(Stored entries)
· · · · · · ·

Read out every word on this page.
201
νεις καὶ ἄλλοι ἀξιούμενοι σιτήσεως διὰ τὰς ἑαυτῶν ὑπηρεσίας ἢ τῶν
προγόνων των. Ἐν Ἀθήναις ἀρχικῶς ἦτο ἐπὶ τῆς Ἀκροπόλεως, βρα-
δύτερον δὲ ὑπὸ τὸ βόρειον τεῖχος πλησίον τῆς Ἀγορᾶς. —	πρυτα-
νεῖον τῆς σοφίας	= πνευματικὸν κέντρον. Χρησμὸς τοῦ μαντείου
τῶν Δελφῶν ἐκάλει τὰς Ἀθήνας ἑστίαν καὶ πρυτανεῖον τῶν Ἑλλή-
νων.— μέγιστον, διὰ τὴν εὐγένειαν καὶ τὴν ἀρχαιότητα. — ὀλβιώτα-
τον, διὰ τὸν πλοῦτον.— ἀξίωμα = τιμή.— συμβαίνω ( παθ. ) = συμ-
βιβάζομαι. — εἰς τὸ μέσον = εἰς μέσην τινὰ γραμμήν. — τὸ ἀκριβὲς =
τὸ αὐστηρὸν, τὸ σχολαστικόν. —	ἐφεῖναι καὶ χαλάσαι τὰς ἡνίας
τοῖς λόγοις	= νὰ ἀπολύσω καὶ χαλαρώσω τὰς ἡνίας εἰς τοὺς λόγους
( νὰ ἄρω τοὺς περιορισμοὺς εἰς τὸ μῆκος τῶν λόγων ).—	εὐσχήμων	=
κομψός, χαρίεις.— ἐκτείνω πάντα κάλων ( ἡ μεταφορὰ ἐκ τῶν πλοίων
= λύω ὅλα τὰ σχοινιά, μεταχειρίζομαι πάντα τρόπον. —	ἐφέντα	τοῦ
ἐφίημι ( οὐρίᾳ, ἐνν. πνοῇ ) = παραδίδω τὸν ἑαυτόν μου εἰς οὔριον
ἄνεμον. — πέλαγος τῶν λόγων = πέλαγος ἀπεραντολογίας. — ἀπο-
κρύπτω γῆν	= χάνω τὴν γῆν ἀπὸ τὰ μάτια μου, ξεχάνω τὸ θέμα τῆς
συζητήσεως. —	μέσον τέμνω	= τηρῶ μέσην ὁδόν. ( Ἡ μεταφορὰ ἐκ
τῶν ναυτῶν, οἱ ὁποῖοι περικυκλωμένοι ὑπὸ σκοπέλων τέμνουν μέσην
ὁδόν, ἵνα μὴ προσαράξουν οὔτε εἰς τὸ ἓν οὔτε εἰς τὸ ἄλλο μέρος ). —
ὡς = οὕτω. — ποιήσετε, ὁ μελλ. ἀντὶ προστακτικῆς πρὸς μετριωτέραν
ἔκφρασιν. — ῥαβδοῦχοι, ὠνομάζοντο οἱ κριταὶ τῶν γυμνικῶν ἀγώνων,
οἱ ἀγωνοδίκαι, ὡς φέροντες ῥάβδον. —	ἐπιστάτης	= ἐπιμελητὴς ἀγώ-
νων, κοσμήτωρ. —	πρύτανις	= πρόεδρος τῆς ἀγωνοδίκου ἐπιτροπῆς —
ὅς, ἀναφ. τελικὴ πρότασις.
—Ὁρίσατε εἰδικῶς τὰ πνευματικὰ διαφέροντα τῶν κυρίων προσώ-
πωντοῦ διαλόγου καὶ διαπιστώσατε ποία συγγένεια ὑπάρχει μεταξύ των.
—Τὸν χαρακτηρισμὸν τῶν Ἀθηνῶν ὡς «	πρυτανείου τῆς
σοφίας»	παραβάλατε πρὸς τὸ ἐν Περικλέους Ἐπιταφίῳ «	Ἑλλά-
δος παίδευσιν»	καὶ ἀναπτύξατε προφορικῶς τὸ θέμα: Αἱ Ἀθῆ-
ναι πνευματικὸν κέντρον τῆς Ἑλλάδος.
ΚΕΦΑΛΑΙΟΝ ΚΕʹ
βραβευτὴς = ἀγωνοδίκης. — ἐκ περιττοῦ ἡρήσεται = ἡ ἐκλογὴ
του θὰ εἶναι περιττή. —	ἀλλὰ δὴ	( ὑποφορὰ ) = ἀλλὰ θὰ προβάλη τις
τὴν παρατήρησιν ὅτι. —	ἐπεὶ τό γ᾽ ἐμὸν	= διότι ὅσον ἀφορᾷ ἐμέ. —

· · · · · · ·

### Task instructions:
Each line of the listing above should be output exactly.

### Answer to this exercise:
Read out every word on this page.
201
νεις καὶ ἄλλοι ἀξιούμενοι σιτήσεως διὰ τὰς ἑαυτῶν ὑπηρεσίας ἢ τῶν
προγόνων των. Ἐν Ἀθήναις ἀρχικῶς ἦτο ἐπὶ τῆς Ἀκροπόλεως, βρα-
δύτερον δὲ ὑπὸ τὸ βόρειον τεῖχος πλησίον τῆς Ἀγορᾶς. —	πρυτα-
νεῖον τῆς σοφίας	= πνευματικὸν κέντρον. Χρησμὸς τοῦ μαντείου
τῶν Δελφῶν ἐκάλει τὰς Ἀθήνας ἑστίαν καὶ πρυτανεῖον τῶν Ἑλλή-
νων.— μέγιστον, διὰ τὴν εὐγένειαν καὶ τὴν ἀρχαιότητα. — ὀλβιώτα-
τον, διὰ τὸν πλοῦτον.— ἀξίωμα = τιμή.— συμβαίνω ( παθ. ) = συμ-
βιβάζομαι. — εἰς τὸ μέσον = εἰς μέσην τινὰ γραμμήν. — τὸ ἀκριβὲς =
τὸ αὐστηρὸν, τὸ σχολαστικόν. —	ἐφεῖναι καὶ χαλάσαι τὰς ἡνίας
τοῖς λόγοις	= νὰ ἀπολύσω καὶ χαλαρώσω τὰς ἡνίας εἰς τοὺς λόγους
( νὰ ἄρω τοὺς περιορισμοὺς εἰς τὸ μῆκος τῶν λόγων ).—	εὐσχήμων	=
κομψός, χαρίεις.— ἐκτείνω πάντα κάλων ( ἡ μεταφορὰ ἐκ τῶν πλοίων
= λύω ὅλα τὰ σχοινιά, μεταχειρίζομαι πάντα τρόπον. —	ἐφέντα	τοῦ
ἐφίημι ( οὐρίᾳ, ἐνν. πνοῇ ) = παραδίδω τὸν ἑαυτόν μου εἰς οὔριον
ἄνεμον. — πέλαγος τῶν λόγων = πέλαγος ἀπεραντολογίας. — ἀπο-
κρύπτω γῆν	= χάνω τὴν γῆν ἀπὸ τὰ μάτια μου, ξεχάνω τὸ θέμα τῆς
συζητήσεως. —	μέσον τέμνω	= τηρῶ μέσην ὁδόν. ( Ἡ μεταφορὰ ἐκ
τῶν ναυτῶν, οἱ ὁποῖοι περικυκλωμένοι ὑπὸ σκοπέλων τέμνουν μέσην
ὁδόν, ἵνα μὴ προσαράξουν οὔτε εἰς τὸ ἓν οὔτε εἰς τὸ ἄλλο μέρος ). —
ὡς = οὕτω. — ποιήσετε, ὁ μελλ. ἀντὶ προστακτικῆς πρὸς μετριωτέραν
ἔκφρασιν. — ῥαβδοῦχοι, ὠνομάζοντο οἱ κριταὶ τῶν γυμνικῶν ἀγώνων,
οἱ ἀγωνοδίκαι, ὡς φέροντες ῥάβδον. —	ἐπιστάτης	= ἐπιμελητὴς ἀγώ-
νων, κοσμήτωρ. —	πρύτανις	= πρόεδρος τῆς ἀγωνοδίκου ἐπιτροπῆς —
ὅς, ἀναφ. τελικὴ πρότασις.
—Ὁρίσατε εἰδικῶς τὰ πνευματικὰ διαφέροντα τῶν κυρίων προσώ-
πωντοῦ διαλόγου καὶ διαπιστώσατε ποία συγγένεια ὑπάρχει μεταξύ των.
—Τὸν χαρακτηρισμὸν τῶν Ἀθηνῶν ὡς «	πρυτανείου τῆς
σοφίας»	παραβάλατε πρὸς τὸ ἐν Περικλέους Ἐπιταφίῳ «	Ἑλλά-
δος παίδευσιν»	καὶ ἀναπτύξατε προφορικῶς τὸ θέμα: Αἱ Ἀθῆ-
ναι πνευματικὸν κέντρον τῆς Ἑλλάδος.
ΚΕΦΑΛΑΙΟΝ ΚΕʹ
βραβευτὴς = ἀγωνοδίκης. — ἐκ περιττοῦ ἡρήσεται = ἡ ἐκλογὴ
του θὰ εἶναι περιττή. —	ἀλλὰ δὴ	( ὑποφορὰ ) = ἀλλὰ θὰ προβάλη τις
τὴν παρατήρησιν ὅτι. —	ἐπεὶ τό γ᾽ ἐμὸν	= διότι ὅσον ἀφορᾷ ἐμέ. —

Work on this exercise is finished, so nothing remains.